§ LISTING:
::::::

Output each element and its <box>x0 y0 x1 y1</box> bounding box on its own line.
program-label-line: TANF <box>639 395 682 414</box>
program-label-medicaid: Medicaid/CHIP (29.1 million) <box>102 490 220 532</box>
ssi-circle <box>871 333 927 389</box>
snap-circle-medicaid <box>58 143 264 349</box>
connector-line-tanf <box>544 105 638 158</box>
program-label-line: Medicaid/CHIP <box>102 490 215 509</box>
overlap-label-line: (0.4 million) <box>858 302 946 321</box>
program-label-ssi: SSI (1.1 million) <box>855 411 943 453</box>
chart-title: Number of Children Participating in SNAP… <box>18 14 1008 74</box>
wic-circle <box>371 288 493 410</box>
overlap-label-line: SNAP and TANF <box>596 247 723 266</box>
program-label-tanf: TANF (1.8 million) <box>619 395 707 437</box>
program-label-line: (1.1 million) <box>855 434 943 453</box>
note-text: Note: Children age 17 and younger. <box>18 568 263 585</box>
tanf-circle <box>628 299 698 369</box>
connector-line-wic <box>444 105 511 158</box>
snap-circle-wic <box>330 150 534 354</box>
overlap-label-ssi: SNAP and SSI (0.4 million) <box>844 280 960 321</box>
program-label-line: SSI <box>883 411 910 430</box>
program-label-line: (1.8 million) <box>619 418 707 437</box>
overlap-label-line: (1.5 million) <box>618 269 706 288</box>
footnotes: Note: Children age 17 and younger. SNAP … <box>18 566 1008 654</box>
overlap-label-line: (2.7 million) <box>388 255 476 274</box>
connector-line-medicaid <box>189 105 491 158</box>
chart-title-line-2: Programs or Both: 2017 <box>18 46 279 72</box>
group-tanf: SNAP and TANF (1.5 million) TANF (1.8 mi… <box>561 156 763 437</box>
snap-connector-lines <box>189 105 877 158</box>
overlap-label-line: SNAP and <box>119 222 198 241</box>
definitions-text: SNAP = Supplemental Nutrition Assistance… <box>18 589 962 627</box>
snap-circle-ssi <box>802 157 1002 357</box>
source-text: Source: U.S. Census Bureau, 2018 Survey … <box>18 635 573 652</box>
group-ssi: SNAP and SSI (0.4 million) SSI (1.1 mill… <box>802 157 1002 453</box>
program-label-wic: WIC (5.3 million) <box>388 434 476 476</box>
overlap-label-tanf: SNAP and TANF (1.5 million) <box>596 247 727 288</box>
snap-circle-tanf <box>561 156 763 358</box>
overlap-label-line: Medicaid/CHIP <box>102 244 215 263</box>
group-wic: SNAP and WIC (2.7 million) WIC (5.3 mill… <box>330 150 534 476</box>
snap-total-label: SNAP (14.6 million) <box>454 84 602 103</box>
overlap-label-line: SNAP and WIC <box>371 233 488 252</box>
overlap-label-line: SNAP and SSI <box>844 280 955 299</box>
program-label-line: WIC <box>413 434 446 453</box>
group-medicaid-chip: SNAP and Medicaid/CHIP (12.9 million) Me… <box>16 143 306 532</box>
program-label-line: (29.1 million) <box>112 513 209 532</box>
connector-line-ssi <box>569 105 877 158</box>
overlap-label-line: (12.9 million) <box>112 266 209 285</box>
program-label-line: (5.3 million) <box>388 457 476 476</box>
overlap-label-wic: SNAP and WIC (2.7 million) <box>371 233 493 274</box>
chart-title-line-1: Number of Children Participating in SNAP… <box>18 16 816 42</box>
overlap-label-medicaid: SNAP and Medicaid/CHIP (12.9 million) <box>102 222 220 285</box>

::::::

§ OBJECTIVE: Extract verbatim every line from the beginning of the rows through the line containing "overlap-label-ssi: SNAP and", including that line.

§ WRITTEN ANSWER:
Output each element and its <box>x0 y0 x1 y1</box> bounding box on its own line.
program-label-line: TANF <box>639 395 682 414</box>
program-label-medicaid: Medicaid/CHIP (29.1 million) <box>102 490 220 532</box>
ssi-circle <box>871 333 927 389</box>
snap-circle-medicaid <box>58 143 264 349</box>
connector-line-tanf <box>544 105 638 158</box>
program-label-line: Medicaid/CHIP <box>102 490 215 509</box>
overlap-label-line: (0.4 million) <box>858 302 946 321</box>
program-label-ssi: SSI (1.1 million) <box>855 411 943 453</box>
chart-title: Number of Children Participating in SNAP… <box>18 14 1008 74</box>
wic-circle <box>371 288 493 410</box>
overlap-label-line: SNAP and TANF <box>596 247 723 266</box>
program-label-tanf: TANF (1.8 million) <box>619 395 707 437</box>
program-label-line: (1.1 million) <box>855 434 943 453</box>
note-text: Note: Children age 17 and younger. <box>18 568 263 585</box>
tanf-circle <box>628 299 698 369</box>
connector-line-wic <box>444 105 511 158</box>
snap-circle-wic <box>330 150 534 354</box>
overlap-label-ssi: SNAP and SSI (0.4 million) <box>844 280 960 321</box>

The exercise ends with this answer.